## SET TASK
Copy the listing verbatim, excluding any images found in it.

Data entries:
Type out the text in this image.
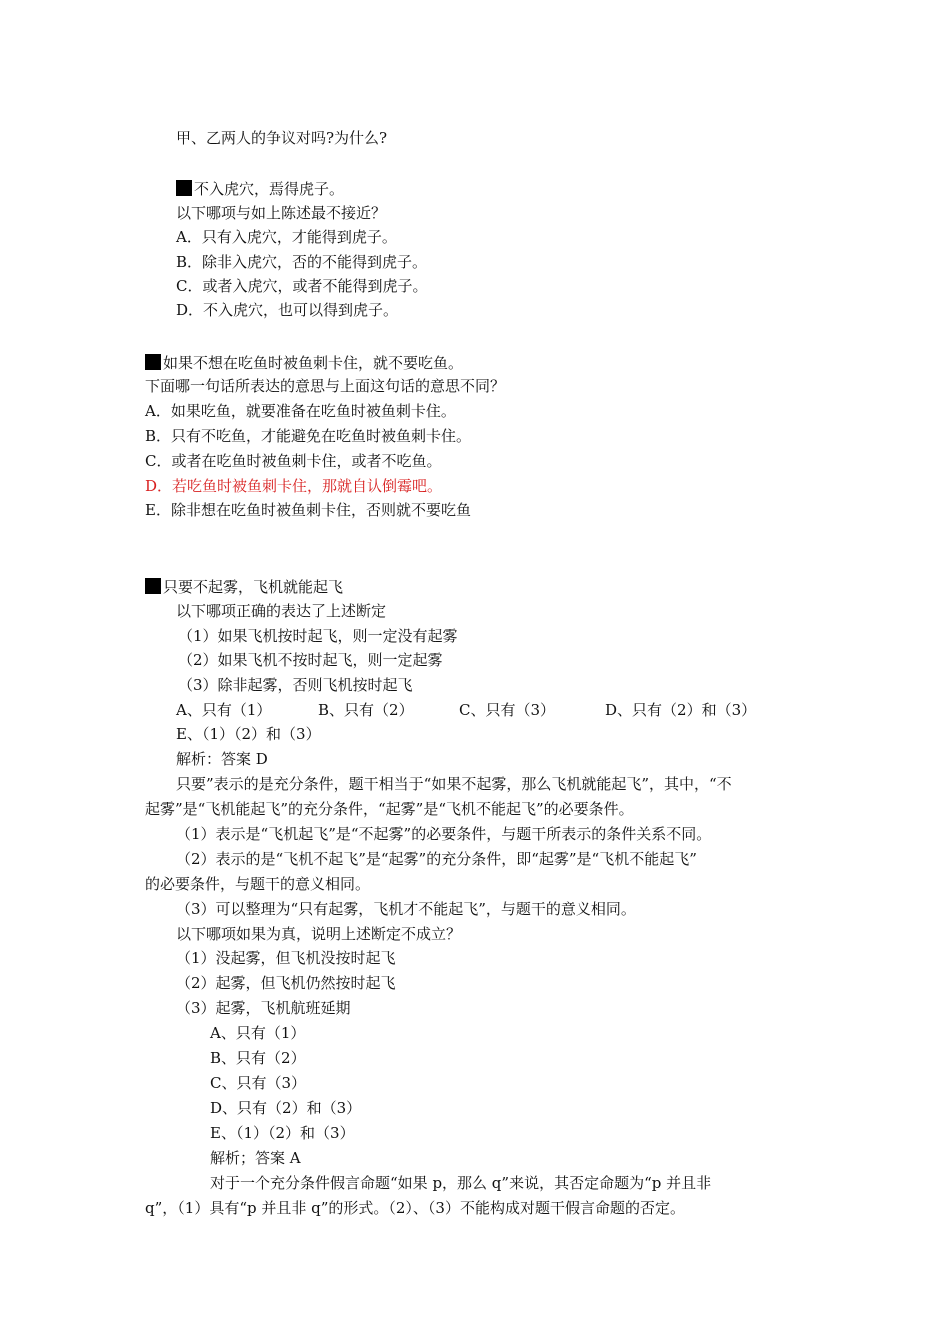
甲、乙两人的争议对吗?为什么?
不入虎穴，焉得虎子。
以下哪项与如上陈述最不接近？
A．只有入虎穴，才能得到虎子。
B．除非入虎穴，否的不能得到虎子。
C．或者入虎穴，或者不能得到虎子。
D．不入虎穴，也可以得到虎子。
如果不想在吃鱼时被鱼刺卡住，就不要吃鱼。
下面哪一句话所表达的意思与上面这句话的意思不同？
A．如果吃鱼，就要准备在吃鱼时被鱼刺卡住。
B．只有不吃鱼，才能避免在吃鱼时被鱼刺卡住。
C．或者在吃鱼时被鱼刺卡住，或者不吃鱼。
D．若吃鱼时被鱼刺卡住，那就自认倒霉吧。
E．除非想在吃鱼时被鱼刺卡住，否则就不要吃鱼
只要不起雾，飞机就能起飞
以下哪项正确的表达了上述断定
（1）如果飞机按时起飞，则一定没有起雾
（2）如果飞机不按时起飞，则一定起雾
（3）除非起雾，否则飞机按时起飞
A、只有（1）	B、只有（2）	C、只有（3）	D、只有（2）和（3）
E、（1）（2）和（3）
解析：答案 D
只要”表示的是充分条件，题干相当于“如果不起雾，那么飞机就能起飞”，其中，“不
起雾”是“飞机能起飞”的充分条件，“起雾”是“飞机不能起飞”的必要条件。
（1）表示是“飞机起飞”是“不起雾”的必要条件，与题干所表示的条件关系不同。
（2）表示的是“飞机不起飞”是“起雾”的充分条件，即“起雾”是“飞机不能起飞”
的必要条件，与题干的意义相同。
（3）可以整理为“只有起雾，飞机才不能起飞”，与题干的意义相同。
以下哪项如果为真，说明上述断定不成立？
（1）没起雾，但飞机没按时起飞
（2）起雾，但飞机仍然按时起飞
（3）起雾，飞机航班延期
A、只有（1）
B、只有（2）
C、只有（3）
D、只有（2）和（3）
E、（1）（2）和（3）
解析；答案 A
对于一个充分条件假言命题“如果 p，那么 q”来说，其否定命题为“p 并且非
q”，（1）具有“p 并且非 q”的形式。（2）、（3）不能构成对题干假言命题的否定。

## TASK ANSWER
Type out the text in this image.
甲、乙两人的争议对吗?为什么?
不入虎穴，焉得虎子。
以下哪项与如上陈述最不接近？
A．只有入虎穴，才能得到虎子。
B．除非入虎穴，否的不能得到虎子。
C．或者入虎穴，或者不能得到虎子。
D．不入虎穴，也可以得到虎子。
如果不想在吃鱼时被鱼刺卡住，就不要吃鱼。
下面哪一句话所表达的意思与上面这句话的意思不同？
A．如果吃鱼，就要准备在吃鱼时被鱼刺卡住。
B．只有不吃鱼，才能避免在吃鱼时被鱼刺卡住。
C．或者在吃鱼时被鱼刺卡住，或者不吃鱼。
D．若吃鱼时被鱼刺卡住，那就自认倒霉吧。
E．除非想在吃鱼时被鱼刺卡住，否则就不要吃鱼
只要不起雾，飞机就能起飞
以下哪项正确的表达了上述断定
（1）如果飞机按时起飞，则一定没有起雾
（2）如果飞机不按时起飞，则一定起雾
（3）除非起雾，否则飞机按时起飞
A、只有（1）	B、只有（2）	C、只有（3）	D、只有（2）和（3）
E、（1）（2）和（3）
解析：答案 D
只要”表示的是充分条件，题干相当于“如果不起雾，那么飞机就能起飞”，其中，“不
起雾”是“飞机能起飞”的充分条件，“起雾”是“飞机不能起飞”的必要条件。
（1）表示是“飞机起飞”是“不起雾”的必要条件，与题干所表示的条件关系不同。
（2）表示的是“飞机不起飞”是“起雾”的充分条件，即“起雾”是“飞机不能起飞”
的必要条件，与题干的意义相同。
（3）可以整理为“只有起雾，飞机才不能起飞”，与题干的意义相同。
以下哪项如果为真，说明上述断定不成立？
（1）没起雾，但飞机没按时起飞
（2）起雾，但飞机仍然按时起飞
（3）起雾，飞机航班延期
A、只有（1）
B、只有（2）
C、只有（3）
D、只有（2）和（3）
E、（1）（2）和（3）
解析；答案 A
对于一个充分条件假言命题“如果 p，那么 q”来说，其否定命题为“p 并且非
q”，（1）具有“p 并且非 q”的形式。（2）、（3）不能构成对题干假言命题的否定。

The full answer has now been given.